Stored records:

-----

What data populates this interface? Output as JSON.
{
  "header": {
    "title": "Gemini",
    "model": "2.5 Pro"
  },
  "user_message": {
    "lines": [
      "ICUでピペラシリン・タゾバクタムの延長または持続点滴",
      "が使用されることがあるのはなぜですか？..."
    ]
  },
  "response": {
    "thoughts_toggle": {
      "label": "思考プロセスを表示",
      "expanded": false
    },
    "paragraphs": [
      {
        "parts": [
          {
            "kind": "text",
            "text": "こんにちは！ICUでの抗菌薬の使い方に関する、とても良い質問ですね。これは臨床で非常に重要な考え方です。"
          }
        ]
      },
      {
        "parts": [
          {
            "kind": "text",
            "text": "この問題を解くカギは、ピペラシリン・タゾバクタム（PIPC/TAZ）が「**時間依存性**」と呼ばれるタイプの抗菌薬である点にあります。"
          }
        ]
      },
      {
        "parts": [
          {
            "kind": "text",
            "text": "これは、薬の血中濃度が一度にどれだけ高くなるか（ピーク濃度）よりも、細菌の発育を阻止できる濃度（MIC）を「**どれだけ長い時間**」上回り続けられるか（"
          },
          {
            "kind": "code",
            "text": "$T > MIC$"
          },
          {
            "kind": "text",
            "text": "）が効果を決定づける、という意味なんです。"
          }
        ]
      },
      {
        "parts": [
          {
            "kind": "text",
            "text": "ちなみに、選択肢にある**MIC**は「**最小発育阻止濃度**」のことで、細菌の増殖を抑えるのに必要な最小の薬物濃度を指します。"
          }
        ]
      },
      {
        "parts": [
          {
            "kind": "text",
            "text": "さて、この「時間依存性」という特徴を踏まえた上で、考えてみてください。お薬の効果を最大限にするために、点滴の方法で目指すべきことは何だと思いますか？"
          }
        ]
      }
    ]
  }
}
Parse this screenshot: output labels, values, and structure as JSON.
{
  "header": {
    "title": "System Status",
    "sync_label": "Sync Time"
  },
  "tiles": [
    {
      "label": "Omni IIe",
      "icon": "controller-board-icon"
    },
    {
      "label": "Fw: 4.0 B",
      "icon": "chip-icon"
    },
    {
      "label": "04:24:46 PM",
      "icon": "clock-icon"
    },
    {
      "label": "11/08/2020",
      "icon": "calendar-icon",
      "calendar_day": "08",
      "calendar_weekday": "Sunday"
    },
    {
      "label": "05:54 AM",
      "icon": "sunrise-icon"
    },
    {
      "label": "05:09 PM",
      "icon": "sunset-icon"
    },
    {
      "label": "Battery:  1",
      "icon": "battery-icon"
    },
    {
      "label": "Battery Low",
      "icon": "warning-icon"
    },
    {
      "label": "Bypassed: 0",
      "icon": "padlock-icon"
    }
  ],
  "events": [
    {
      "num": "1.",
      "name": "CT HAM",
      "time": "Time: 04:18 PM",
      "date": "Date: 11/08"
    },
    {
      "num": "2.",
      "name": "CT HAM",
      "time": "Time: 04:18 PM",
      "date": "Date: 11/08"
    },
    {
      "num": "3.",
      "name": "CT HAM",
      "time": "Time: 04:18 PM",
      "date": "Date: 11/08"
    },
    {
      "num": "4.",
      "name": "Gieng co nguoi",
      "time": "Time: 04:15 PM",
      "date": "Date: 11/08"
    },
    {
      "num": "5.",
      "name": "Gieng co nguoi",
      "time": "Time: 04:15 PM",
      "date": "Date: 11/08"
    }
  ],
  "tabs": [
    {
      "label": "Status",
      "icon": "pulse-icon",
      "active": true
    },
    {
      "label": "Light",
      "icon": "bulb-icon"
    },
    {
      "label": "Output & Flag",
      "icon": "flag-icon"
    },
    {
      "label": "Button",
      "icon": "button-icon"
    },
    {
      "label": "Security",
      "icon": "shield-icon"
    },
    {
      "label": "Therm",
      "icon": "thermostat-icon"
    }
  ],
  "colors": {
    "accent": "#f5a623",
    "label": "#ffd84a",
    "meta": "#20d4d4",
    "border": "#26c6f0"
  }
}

-----

## Problem
Your task is to transcribe the material exactly.

## Output below
What data populates this interface? Output as JSON.
{
  "header": {
    "title": "Gemini",
    "model": "2.5 Pro"
  },
  "user_message": {
    "lines": [
      "ICUでピペラシリン・タゾバクタムの延長または持続点滴",
      "が使用されることがあるのはなぜですか？..."
    ]
  },
  "response": {
    "thoughts_toggle": {
      "label": "思考プロセスを表示",
      "expanded": false
    },
    "paragraphs": [
      {
        "parts": [
          {
            "kind": "text",
            "text": "こんにちは！ICUでの抗菌薬の使い方に関する、とても良い質問ですね。これは臨床で非常に重要な考え方です。"
          }
        ]
      },
      {
        "parts": [
          {
            "kind": "text",
            "text": "この問題を解くカギは、ピペラシリン・タゾバクタム（PIPC/TAZ）が「**時間依存性**」と呼ばれるタイプの抗菌薬である点にあります。"
          }
        ]
      },
      {
        "parts": [
          {
            "kind": "text",
            "text": "これは、薬の血中濃度が一度にどれだけ高くなるか（ピーク濃度）よりも、細菌の発育を阻止できる濃度（MIC）を「**どれだけ長い時間**」上回り続けられるか（"
          },
          {
            "kind": "code",
            "text": "$T > MIC$"
          },
          {
            "kind": "text",
            "text": "）が効果を決定づける、という意味なんです。"
          }
        ]
      },
      {
        "parts": [
          {
            "kind": "text",
            "text": "ちなみに、選択肢にある**MIC**は「**最小発育阻止濃度**」のことで、細菌の増殖を抑えるのに必要な最小の薬物濃度を指します。"
          }
        ]
      },
      {
        "parts": [
          {
            "kind": "text",
            "text": "さて、この「時間依存性」という特徴を踏まえた上で、考えてみてください。お薬の効果を最大限にするために、点滴の方法で目指すべきことは何だと思いますか？"
          }
        ]
      }
    ]
  }
}
Parse this screenshot: output labels, values, and structure as JSON.
{
  "header": {
    "title": "System Status",
    "sync_label": "Sync Time"
  },
  "tiles": [
    {
      "label": "Omni IIe",
      "icon": "controller-board-icon"
    },
    {
      "label": "Fw: 4.0 B",
      "icon": "chip-icon"
    },
    {
      "label": "04:24:46 PM",
      "icon": "clock-icon"
    },
    {
      "label": "11/08/2020",
      "icon": "calendar-icon",
      "calendar_day": "08",
      "calendar_weekday": "Sunday"
    },
    {
      "label": "05:54 AM",
      "icon": "sunrise-icon"
    },
    {
      "label": "05:09 PM",
      "icon": "sunset-icon"
    },
    {
      "label": "Battery:  1",
      "icon": "battery-icon"
    },
    {
      "label": "Battery Low",
      "icon": "warning-icon"
    },
    {
      "label": "Bypassed: 0",
      "icon": "padlock-icon"
    }
  ],
  "events": [
    {
      "num": "1.",
      "name": "CT HAM",
      "time": "Time: 04:18 PM",
      "date": "Date: 11/08"
    },
    {
      "num": "2.",
      "name": "CT HAM",
      "time": "Time: 04:18 PM",
      "date": "Date: 11/08"
    },
    {
      "num": "3.",
      "name": "CT HAM",
      "time": "Time: 04:18 PM",
      "date": "Date: 11/08"
    },
    {
      "num": "4.",
      "name": "Gieng co nguoi",
      "time": "Time: 04:15 PM",
      "date": "Date: 11/08"
    },
    {
      "num": "5.",
      "name": "Gieng co nguoi",
      "time": "Time: 04:15 PM",
      "date": "Date: 11/08"
    }
  ],
  "tabs": [
    {
      "label": "Status",
      "icon": "pulse-icon",
      "active": true
    },
    {
      "label": "Light",
      "icon": "bulb-icon"
    },
    {
      "label": "Output & Flag",
      "icon": "flag-icon"
    },
    {
      "label": "Button",
      "icon": "button-icon"
    },
    {
      "label": "Security",
      "icon": "shield-icon"
    },
    {
      "label": "Therm",
      "icon": "thermostat-icon"
    }
  ],
  "colors": {
    "accent": "#f5a623",
    "label": "#ffd84a",
    "meta": "#20d4d4",
    "border": "#26c6f0"
  }
}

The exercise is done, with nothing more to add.